### SET TASK:
Collect all lines from the listing that include the string "Program".
BEGIN DATA TO USE
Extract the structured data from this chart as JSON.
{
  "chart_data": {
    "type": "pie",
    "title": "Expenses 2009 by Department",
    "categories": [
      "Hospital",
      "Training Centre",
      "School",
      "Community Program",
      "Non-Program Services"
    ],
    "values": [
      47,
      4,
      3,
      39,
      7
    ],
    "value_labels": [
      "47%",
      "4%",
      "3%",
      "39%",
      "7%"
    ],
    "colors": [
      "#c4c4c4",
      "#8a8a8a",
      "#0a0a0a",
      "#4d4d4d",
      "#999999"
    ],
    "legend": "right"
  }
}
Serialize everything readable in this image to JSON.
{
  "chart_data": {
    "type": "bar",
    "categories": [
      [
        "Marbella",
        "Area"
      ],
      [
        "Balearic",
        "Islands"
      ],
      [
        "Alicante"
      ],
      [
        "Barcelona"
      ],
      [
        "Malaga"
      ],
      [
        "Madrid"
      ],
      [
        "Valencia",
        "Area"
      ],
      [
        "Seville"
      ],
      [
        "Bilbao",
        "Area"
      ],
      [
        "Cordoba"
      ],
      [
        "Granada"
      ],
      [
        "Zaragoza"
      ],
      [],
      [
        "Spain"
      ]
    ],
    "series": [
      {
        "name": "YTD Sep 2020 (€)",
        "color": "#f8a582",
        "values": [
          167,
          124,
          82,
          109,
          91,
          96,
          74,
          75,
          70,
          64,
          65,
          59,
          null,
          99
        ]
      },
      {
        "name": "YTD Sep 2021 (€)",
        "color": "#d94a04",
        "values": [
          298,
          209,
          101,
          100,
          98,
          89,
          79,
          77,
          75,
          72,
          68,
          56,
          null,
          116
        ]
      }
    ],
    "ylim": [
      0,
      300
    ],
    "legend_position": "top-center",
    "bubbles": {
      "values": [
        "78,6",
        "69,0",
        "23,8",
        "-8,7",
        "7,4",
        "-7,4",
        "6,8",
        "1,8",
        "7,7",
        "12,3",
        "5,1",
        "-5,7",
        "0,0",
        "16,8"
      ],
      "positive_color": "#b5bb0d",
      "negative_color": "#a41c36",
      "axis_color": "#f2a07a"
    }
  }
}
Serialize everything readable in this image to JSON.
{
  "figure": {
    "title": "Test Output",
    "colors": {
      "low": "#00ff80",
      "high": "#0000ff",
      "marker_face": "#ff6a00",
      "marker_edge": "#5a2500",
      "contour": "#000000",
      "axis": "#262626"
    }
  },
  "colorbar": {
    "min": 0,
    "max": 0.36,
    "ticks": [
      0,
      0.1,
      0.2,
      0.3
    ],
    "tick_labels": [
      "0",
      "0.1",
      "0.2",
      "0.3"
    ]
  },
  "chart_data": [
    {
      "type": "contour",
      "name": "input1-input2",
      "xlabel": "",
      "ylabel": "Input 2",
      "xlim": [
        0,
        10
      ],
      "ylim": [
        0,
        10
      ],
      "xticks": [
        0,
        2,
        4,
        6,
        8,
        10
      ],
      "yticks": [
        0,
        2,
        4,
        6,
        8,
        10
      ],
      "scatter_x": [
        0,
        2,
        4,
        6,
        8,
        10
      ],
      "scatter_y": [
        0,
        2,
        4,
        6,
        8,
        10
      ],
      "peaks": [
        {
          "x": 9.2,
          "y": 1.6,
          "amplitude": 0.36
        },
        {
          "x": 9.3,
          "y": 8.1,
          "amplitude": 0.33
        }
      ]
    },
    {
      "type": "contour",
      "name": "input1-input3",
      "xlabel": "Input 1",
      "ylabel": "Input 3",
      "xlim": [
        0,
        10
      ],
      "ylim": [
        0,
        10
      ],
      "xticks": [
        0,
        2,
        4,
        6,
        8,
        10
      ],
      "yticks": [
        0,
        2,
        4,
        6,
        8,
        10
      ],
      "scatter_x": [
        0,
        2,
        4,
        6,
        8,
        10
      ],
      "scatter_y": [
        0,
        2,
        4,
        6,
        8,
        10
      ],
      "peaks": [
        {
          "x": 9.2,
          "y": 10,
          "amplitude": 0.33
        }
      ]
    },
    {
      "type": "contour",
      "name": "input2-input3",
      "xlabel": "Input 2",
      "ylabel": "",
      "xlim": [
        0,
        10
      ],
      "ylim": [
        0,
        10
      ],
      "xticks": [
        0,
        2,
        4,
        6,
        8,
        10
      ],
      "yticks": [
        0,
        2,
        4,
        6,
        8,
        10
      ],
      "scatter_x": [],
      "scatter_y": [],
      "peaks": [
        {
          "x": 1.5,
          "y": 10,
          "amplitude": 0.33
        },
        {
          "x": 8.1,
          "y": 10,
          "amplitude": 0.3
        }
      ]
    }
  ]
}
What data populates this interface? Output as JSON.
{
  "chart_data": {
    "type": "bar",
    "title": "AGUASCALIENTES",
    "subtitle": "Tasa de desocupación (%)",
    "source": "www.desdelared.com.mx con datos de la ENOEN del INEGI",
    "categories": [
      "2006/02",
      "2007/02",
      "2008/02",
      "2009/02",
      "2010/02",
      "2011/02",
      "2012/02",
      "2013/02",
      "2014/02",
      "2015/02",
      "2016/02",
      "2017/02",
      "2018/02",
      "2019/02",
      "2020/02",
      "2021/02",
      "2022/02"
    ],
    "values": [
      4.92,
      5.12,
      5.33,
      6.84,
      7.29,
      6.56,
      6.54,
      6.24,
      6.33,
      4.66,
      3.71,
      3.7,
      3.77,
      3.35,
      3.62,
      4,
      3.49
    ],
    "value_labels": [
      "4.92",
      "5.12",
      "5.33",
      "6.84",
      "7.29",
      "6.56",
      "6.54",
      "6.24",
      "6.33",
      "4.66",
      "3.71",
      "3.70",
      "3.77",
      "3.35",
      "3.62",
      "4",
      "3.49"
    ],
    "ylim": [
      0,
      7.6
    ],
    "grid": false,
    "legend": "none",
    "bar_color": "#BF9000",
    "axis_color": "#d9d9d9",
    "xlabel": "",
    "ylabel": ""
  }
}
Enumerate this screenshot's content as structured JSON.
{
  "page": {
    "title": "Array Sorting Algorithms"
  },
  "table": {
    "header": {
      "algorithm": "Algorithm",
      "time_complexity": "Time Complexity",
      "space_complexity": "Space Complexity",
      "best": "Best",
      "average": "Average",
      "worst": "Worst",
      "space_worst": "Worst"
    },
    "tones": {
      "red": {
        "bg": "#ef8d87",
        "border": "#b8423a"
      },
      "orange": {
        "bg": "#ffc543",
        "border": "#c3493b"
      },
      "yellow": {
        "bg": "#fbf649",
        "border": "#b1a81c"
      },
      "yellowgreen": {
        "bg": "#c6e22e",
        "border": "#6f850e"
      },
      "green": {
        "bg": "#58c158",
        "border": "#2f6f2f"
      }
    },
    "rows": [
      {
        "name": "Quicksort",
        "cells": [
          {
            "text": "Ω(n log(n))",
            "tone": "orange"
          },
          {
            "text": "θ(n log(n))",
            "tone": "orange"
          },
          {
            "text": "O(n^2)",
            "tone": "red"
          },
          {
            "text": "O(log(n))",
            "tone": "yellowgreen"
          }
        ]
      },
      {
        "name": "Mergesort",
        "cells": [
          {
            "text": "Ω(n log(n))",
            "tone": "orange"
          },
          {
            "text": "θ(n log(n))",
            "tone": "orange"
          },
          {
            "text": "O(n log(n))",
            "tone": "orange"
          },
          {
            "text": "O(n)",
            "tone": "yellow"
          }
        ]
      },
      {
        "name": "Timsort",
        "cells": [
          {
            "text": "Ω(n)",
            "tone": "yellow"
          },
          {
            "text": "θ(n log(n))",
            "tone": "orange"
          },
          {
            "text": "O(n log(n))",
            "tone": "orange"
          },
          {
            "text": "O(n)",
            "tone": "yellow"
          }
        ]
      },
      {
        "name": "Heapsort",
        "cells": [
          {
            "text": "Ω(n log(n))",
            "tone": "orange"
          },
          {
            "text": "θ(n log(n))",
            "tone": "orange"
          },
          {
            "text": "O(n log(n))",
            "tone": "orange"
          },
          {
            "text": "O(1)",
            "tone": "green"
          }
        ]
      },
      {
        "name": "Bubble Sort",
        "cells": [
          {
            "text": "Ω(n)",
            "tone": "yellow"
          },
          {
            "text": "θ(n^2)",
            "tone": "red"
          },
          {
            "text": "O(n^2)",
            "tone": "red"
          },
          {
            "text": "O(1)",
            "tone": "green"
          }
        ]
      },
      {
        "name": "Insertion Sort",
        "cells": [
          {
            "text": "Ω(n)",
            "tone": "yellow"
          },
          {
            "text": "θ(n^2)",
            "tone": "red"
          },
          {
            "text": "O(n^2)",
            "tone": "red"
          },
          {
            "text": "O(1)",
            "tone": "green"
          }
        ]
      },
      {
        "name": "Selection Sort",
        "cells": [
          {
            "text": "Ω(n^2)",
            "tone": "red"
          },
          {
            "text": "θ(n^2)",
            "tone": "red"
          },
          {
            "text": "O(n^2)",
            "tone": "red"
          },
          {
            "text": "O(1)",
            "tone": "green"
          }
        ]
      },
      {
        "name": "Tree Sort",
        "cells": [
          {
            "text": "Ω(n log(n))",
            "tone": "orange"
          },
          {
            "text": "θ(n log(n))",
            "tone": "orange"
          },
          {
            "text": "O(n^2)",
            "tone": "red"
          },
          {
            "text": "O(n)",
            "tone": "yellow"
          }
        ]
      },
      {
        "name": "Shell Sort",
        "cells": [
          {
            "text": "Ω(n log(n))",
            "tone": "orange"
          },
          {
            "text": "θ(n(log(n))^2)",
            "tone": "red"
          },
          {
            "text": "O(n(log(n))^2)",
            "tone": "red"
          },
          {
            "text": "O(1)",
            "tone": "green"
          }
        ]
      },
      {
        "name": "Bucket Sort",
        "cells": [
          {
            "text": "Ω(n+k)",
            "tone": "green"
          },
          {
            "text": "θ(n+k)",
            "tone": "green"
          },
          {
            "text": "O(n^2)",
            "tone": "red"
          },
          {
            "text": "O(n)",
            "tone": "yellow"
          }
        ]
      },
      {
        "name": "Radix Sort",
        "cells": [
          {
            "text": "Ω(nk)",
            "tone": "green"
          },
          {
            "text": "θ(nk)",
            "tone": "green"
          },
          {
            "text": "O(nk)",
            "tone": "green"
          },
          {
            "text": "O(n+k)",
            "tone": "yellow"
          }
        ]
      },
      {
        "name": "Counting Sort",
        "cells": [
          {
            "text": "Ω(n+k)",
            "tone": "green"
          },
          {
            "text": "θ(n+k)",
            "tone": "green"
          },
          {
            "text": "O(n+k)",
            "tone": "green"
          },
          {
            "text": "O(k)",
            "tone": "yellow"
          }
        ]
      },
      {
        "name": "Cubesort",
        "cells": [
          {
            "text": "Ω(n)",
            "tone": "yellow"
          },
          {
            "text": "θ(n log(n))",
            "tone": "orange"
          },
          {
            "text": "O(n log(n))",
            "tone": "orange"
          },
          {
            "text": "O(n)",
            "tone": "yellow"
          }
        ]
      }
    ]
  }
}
END DATA TO USE
### TASK ANSWER:
      "Community Program",
      "Non-Program Services"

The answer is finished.